→ **Aim of the exercise**
Count how many lines in the material below hold the word "subtitle"; the reply is that number alone.

+++ Given records

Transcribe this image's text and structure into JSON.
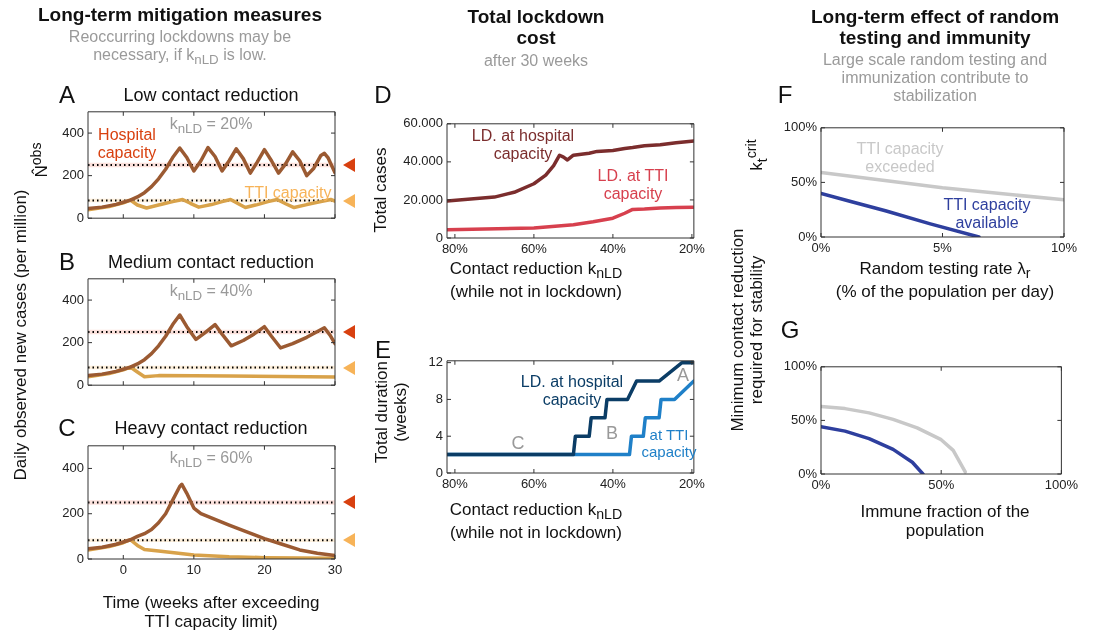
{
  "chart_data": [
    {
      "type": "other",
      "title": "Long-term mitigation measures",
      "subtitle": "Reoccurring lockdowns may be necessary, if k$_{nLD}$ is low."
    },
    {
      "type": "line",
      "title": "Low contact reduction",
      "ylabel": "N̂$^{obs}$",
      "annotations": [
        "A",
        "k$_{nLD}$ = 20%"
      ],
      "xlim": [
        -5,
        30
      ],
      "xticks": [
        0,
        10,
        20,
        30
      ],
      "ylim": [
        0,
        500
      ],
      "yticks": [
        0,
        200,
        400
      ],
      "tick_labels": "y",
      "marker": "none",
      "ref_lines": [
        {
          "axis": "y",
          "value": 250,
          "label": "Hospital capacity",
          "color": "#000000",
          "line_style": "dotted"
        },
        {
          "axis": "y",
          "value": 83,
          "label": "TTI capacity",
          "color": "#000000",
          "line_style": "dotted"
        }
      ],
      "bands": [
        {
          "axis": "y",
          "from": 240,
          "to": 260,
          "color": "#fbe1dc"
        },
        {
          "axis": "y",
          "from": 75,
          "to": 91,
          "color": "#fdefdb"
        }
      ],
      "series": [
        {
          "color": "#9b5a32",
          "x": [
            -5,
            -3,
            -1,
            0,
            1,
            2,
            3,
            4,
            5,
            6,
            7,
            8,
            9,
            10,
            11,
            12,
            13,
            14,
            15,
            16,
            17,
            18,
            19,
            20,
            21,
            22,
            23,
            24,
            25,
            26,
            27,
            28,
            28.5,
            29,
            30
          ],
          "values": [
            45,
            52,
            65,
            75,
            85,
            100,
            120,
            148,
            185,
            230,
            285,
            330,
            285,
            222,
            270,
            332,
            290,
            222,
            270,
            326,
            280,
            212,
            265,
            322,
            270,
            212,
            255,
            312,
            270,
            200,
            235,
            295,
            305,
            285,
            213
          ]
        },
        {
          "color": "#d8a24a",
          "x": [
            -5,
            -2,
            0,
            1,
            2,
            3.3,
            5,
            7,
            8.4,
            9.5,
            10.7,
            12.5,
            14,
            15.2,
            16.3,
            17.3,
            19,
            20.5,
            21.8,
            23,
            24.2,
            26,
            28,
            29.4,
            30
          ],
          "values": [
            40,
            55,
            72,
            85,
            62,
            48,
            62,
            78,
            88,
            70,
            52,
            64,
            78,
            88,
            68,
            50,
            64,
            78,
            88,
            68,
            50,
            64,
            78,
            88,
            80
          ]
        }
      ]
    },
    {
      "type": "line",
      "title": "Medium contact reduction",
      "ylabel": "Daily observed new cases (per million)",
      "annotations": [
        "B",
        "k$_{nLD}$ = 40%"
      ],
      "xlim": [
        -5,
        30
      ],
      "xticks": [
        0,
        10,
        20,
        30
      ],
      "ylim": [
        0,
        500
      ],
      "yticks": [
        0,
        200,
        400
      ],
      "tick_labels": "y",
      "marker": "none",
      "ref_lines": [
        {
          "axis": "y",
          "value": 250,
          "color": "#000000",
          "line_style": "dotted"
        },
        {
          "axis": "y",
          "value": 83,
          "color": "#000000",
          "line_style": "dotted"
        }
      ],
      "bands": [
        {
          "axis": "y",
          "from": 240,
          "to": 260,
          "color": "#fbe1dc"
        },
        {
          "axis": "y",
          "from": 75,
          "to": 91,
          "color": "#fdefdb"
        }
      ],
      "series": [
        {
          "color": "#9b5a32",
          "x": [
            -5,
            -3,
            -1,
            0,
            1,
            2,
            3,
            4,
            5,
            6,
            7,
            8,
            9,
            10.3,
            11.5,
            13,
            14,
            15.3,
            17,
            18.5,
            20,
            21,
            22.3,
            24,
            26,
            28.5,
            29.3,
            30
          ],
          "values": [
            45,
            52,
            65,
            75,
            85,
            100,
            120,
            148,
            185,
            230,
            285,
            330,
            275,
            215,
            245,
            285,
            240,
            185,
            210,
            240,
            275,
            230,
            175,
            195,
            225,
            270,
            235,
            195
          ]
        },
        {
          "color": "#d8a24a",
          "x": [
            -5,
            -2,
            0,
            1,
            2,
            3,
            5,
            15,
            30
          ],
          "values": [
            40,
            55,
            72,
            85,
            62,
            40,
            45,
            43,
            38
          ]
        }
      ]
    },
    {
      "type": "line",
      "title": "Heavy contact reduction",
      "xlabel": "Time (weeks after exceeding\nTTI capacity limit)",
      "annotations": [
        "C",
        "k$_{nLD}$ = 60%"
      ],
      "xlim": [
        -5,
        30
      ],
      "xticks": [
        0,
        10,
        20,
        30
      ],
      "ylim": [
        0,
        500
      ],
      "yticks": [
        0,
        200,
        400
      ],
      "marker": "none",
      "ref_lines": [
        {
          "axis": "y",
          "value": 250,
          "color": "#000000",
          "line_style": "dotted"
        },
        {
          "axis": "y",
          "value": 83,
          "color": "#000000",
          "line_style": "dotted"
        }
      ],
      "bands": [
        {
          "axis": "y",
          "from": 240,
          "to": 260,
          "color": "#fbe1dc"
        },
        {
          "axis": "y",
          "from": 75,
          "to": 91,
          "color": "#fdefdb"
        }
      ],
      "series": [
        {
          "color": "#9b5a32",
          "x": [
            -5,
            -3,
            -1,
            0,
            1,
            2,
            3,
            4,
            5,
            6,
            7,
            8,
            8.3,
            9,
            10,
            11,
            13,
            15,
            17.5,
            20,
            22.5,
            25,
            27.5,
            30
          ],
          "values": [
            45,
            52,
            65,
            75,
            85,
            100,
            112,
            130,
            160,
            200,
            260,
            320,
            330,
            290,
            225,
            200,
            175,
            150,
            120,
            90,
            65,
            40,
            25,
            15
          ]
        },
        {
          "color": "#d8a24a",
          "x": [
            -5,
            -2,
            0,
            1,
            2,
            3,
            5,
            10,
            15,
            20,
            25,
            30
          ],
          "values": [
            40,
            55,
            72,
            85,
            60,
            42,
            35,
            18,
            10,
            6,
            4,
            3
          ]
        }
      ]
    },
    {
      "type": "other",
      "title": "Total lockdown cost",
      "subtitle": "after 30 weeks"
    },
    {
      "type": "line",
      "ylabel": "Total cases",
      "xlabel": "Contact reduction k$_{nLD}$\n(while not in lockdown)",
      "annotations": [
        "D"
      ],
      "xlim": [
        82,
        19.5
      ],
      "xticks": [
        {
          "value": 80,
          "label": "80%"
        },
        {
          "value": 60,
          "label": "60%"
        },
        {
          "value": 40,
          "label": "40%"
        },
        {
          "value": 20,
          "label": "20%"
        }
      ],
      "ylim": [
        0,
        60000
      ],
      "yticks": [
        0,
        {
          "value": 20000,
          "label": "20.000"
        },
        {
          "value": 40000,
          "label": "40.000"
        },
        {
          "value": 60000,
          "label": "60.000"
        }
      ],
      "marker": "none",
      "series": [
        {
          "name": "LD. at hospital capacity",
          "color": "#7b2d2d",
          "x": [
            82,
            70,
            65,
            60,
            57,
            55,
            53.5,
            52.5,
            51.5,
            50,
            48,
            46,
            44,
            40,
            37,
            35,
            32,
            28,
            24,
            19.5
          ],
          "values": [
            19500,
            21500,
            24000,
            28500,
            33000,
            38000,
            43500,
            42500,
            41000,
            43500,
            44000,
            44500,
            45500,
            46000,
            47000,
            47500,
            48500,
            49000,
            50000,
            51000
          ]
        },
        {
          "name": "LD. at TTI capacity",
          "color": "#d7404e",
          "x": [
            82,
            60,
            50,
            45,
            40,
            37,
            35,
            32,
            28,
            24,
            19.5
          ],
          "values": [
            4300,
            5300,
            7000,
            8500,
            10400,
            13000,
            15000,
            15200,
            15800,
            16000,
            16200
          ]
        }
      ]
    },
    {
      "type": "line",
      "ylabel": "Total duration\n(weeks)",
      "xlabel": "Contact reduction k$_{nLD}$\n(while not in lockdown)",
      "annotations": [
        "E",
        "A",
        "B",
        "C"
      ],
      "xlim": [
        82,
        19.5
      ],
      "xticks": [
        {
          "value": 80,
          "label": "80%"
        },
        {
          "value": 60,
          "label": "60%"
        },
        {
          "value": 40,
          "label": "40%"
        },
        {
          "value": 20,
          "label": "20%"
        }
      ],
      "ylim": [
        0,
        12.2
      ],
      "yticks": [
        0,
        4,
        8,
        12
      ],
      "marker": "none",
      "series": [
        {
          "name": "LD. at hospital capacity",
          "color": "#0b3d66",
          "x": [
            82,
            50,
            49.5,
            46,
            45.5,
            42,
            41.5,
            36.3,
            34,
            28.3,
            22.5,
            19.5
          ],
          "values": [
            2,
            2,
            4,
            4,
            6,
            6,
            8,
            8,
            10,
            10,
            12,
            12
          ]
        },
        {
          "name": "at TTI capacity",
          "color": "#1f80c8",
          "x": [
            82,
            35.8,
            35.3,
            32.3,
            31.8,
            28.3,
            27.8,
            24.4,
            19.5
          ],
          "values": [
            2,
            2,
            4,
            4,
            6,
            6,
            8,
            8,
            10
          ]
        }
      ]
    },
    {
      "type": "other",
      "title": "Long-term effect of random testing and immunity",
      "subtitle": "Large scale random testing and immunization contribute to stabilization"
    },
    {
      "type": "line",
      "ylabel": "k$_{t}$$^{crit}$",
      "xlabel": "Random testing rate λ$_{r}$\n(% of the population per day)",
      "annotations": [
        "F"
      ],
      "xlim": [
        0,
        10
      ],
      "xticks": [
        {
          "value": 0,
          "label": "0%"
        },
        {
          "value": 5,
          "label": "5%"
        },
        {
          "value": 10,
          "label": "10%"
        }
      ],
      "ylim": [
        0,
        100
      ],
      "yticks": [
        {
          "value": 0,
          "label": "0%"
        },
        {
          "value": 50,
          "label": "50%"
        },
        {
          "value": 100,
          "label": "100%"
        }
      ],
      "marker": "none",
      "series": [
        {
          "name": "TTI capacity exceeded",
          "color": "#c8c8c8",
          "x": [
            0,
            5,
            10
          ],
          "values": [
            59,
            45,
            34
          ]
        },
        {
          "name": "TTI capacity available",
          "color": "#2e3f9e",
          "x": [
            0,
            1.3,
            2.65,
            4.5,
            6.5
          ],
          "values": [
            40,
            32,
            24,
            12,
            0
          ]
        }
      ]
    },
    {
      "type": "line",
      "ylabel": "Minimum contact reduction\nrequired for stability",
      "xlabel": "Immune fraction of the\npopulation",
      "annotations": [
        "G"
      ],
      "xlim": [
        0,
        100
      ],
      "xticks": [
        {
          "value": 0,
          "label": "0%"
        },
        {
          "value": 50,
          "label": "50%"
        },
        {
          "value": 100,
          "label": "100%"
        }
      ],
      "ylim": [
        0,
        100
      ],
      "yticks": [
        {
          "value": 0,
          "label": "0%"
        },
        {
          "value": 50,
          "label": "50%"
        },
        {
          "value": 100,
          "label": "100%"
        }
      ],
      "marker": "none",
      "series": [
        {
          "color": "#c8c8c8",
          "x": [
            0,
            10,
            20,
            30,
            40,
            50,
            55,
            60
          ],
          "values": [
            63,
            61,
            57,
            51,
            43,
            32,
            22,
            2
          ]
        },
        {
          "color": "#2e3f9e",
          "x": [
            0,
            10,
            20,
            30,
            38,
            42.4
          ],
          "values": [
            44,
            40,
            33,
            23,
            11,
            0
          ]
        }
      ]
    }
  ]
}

++++++
+++ Given records

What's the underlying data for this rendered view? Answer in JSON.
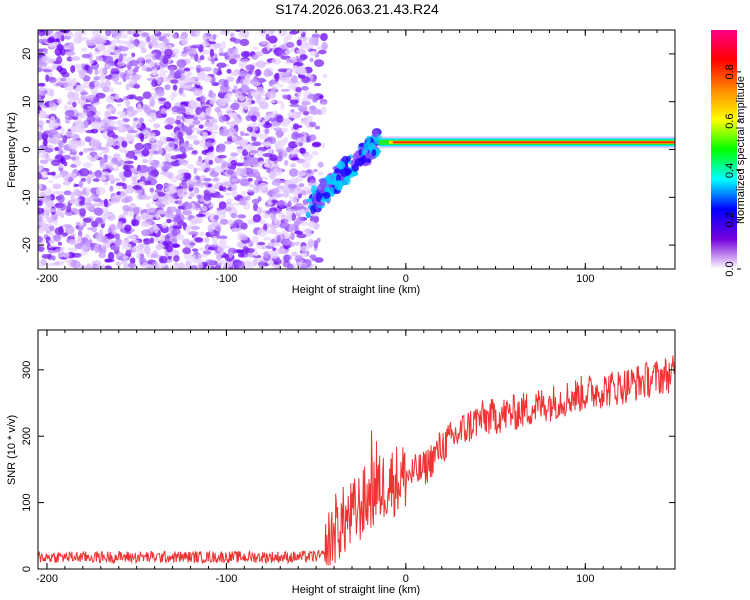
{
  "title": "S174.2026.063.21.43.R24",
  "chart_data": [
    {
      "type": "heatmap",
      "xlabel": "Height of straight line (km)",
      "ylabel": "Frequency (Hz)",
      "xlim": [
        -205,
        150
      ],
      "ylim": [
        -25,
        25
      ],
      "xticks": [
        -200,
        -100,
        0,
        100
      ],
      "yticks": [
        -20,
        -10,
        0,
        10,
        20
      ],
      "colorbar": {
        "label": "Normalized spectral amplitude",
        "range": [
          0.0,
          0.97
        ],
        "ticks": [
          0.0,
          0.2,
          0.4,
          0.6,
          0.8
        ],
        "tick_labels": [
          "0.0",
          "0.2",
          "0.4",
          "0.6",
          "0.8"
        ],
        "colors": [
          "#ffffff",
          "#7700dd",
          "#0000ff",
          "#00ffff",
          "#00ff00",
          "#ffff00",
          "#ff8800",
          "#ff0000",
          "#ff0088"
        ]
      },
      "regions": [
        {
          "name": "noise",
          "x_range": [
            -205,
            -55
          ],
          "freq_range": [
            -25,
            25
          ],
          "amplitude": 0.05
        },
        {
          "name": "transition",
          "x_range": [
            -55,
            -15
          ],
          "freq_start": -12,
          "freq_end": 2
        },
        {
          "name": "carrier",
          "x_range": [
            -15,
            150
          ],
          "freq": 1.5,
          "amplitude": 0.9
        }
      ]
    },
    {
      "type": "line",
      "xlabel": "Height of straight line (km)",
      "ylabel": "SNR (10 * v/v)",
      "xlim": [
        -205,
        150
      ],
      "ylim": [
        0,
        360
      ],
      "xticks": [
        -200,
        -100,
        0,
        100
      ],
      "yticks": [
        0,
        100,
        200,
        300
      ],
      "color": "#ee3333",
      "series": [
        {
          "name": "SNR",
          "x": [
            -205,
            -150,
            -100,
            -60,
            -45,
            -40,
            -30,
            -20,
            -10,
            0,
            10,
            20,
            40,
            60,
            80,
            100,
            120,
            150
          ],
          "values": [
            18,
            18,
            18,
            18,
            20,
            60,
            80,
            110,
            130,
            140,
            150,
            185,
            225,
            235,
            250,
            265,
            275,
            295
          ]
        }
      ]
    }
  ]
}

++++++

→ **Completed exercise**
3